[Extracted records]
◆ ◆ ◆ ◆ ◆ ◆ ◆

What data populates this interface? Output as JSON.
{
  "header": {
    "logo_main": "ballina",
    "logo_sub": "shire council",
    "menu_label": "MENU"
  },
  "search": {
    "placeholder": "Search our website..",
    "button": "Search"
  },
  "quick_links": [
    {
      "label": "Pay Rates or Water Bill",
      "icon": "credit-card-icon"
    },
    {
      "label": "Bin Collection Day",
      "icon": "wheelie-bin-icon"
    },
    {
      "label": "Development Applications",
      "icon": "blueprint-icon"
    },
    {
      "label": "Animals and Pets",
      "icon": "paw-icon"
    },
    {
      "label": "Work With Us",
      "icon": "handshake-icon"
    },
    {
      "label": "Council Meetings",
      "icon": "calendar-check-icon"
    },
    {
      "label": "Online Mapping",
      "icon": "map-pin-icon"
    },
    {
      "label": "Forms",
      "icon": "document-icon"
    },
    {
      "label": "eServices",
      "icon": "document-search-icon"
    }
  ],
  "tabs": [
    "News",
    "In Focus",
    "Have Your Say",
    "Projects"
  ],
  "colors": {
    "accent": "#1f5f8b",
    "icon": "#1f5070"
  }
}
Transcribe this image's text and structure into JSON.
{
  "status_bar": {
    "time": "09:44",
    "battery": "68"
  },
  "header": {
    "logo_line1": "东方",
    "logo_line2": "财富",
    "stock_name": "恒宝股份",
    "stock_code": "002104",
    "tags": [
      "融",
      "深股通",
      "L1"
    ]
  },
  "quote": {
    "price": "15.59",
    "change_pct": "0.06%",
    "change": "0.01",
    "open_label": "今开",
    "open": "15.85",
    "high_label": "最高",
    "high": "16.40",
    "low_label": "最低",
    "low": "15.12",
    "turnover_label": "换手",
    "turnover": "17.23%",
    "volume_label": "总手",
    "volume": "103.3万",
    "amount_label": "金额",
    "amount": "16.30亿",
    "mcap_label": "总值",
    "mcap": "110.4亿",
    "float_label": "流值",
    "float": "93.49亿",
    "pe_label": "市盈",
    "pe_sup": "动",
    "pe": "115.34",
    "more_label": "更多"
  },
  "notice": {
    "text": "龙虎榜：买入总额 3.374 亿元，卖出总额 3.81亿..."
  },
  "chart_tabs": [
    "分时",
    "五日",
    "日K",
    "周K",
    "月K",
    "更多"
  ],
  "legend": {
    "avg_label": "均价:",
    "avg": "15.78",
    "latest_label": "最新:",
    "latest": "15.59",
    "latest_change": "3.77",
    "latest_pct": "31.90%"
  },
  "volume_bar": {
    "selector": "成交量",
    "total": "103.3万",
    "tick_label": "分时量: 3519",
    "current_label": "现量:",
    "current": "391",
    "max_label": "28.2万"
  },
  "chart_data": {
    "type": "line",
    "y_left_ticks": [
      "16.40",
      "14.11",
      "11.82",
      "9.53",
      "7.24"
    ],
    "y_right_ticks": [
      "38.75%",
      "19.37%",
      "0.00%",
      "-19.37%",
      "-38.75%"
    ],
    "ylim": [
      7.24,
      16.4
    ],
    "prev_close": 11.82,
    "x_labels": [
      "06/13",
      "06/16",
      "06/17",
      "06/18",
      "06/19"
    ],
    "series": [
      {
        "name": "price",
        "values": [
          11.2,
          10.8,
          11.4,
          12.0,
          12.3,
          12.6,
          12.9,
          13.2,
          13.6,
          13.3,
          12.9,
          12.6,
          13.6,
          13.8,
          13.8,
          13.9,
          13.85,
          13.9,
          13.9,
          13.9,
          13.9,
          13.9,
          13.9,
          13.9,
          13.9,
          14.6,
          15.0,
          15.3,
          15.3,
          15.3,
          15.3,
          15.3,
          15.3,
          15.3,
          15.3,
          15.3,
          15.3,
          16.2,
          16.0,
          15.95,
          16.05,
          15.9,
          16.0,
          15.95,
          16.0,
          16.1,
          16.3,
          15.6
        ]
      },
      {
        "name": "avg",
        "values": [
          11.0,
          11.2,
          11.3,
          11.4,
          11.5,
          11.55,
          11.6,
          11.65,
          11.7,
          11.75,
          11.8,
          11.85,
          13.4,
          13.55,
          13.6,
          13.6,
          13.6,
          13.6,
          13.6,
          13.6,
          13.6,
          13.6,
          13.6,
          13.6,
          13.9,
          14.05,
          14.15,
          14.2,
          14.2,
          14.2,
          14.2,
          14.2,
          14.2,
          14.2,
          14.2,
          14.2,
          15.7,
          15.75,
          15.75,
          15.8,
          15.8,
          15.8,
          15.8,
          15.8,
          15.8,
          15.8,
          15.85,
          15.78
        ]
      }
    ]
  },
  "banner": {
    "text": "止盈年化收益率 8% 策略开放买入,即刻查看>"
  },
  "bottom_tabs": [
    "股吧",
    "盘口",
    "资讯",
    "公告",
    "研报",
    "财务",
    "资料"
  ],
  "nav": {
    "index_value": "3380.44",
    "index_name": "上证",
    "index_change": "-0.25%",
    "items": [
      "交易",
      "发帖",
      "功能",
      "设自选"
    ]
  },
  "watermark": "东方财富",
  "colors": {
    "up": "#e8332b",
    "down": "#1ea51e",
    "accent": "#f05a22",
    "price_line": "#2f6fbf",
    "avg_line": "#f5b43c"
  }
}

◆ ◆ ◆ ◆ ◆ ◆ ◆

## EXERCISE:
How many lines of the listing above include the word "text"? Reply with the number alone.

## TASK SOLUTION:
3